Tally the lines in the records underneath that contain the string "justice", and state the figure by itself.

## [Records for the exercise]
....

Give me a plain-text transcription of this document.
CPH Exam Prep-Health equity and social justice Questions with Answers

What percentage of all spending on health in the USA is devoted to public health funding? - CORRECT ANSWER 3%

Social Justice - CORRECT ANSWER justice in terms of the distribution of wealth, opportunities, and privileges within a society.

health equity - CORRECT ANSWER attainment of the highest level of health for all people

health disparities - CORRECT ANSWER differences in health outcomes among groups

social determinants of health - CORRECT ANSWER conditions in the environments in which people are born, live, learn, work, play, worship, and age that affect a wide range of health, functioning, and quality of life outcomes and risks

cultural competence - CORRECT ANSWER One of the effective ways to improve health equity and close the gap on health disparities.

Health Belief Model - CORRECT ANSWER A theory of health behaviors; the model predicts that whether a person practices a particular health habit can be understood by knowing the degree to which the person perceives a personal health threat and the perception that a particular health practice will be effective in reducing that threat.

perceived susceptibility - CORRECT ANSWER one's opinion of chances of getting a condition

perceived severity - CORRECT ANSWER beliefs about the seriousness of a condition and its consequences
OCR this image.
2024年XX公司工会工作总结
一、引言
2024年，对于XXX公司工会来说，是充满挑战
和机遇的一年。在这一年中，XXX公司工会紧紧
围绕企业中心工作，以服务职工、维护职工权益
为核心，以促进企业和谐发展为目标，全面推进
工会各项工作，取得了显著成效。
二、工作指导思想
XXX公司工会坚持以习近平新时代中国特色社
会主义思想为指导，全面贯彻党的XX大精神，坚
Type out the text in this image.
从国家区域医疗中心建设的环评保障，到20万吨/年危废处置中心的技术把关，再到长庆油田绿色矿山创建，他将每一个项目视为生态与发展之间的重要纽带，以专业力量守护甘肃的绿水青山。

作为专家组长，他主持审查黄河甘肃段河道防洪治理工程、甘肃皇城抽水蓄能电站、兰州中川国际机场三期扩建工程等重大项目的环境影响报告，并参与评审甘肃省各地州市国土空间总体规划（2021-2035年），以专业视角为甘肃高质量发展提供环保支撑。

....

## [Expected answer]
2